## Written task
Filter the listing and keep only the lines with the word "screenshot".

Stored data:
........
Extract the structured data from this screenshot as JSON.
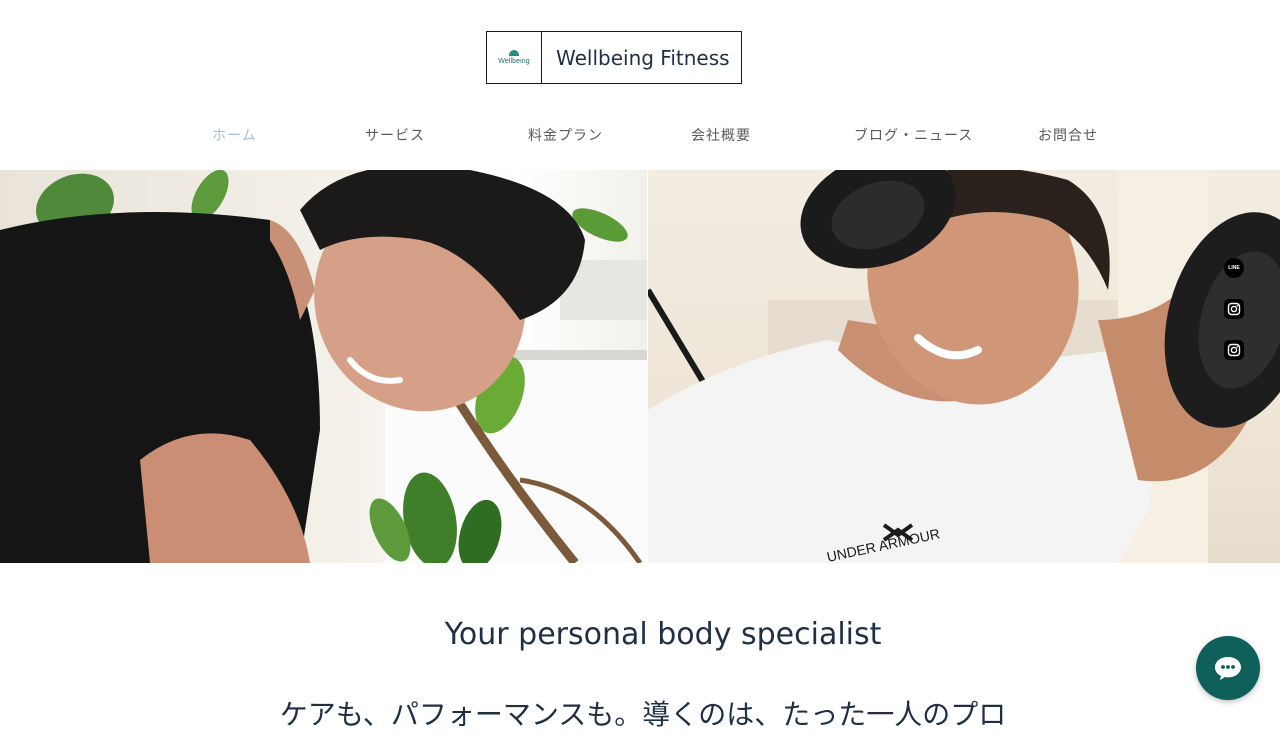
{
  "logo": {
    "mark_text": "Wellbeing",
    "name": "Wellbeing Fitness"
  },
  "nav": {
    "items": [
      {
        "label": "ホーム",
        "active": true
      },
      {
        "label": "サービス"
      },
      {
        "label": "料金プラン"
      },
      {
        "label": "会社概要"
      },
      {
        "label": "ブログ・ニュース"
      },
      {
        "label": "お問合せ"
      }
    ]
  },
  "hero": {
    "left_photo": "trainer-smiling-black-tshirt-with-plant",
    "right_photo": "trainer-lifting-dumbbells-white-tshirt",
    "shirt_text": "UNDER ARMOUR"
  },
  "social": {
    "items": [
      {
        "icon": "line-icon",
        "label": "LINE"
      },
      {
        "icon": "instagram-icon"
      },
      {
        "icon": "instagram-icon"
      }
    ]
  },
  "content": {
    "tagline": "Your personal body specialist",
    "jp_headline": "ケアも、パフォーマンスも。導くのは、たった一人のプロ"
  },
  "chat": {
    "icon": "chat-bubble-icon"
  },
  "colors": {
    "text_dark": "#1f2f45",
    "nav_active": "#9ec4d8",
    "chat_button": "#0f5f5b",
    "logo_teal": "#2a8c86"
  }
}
........
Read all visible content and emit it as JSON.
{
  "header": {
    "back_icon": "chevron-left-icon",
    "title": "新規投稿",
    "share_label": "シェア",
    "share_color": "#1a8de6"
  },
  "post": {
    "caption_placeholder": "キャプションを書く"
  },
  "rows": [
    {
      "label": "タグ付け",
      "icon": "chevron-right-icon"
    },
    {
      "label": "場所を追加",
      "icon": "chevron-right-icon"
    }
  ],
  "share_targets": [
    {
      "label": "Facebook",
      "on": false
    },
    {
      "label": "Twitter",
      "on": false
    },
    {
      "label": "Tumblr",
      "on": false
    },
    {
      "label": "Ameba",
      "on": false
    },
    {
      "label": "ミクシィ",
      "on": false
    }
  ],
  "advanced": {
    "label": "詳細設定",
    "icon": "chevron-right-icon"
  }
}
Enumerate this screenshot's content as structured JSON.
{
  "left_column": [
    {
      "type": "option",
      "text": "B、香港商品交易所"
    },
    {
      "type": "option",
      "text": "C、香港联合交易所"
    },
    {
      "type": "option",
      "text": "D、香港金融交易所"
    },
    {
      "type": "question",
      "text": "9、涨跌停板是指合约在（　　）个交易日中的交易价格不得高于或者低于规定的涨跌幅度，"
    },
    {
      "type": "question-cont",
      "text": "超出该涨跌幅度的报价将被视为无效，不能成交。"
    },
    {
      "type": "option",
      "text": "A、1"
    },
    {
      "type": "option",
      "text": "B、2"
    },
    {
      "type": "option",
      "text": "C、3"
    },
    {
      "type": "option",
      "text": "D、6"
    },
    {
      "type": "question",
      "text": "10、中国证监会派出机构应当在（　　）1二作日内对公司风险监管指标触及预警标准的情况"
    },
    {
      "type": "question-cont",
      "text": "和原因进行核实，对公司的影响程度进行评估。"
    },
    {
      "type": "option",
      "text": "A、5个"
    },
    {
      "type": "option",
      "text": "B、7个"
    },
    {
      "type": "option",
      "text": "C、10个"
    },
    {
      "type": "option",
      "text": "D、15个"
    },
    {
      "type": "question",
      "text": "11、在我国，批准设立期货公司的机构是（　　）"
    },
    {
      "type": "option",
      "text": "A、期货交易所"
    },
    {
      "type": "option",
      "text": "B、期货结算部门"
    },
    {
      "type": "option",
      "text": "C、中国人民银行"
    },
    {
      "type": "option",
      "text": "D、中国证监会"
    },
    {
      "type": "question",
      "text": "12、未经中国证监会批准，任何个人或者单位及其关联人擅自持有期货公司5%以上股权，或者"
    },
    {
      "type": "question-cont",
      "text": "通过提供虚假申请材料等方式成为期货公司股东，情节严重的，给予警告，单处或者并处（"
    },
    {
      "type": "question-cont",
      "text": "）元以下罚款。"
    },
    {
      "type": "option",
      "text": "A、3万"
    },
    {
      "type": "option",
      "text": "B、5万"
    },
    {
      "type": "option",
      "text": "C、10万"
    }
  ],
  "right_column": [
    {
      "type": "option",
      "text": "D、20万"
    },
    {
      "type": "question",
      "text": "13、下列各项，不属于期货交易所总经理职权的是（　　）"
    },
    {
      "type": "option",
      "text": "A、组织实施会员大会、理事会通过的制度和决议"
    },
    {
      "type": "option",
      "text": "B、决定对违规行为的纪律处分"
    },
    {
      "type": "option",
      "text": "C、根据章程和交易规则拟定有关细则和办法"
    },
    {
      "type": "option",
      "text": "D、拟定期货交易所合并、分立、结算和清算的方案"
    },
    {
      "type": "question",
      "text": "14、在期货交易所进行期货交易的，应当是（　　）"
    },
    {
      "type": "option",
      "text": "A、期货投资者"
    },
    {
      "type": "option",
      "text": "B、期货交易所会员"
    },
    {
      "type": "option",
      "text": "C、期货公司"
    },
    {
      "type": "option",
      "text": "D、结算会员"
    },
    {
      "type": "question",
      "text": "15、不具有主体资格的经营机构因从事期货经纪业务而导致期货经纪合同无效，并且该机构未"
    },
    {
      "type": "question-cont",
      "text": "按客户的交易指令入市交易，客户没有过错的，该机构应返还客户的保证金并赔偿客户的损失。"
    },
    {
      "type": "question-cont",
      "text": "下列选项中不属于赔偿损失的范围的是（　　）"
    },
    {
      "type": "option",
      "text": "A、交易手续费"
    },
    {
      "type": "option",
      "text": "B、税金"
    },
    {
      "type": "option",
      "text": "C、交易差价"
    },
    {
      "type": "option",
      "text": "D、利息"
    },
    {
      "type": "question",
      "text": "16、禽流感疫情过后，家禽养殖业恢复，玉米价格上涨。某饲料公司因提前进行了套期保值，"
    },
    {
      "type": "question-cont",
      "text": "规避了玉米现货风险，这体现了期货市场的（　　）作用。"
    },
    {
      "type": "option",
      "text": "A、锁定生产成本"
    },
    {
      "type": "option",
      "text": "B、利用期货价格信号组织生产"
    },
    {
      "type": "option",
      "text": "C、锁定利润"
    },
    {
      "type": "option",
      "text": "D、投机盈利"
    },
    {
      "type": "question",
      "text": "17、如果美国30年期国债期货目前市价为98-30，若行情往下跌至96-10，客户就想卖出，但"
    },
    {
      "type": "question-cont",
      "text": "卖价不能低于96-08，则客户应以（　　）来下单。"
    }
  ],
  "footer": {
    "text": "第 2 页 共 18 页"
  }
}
........
## Answer to the problem
Extract the structured data from this screenshot as JSON.
Enumerate this screenshot's content as structured JSON.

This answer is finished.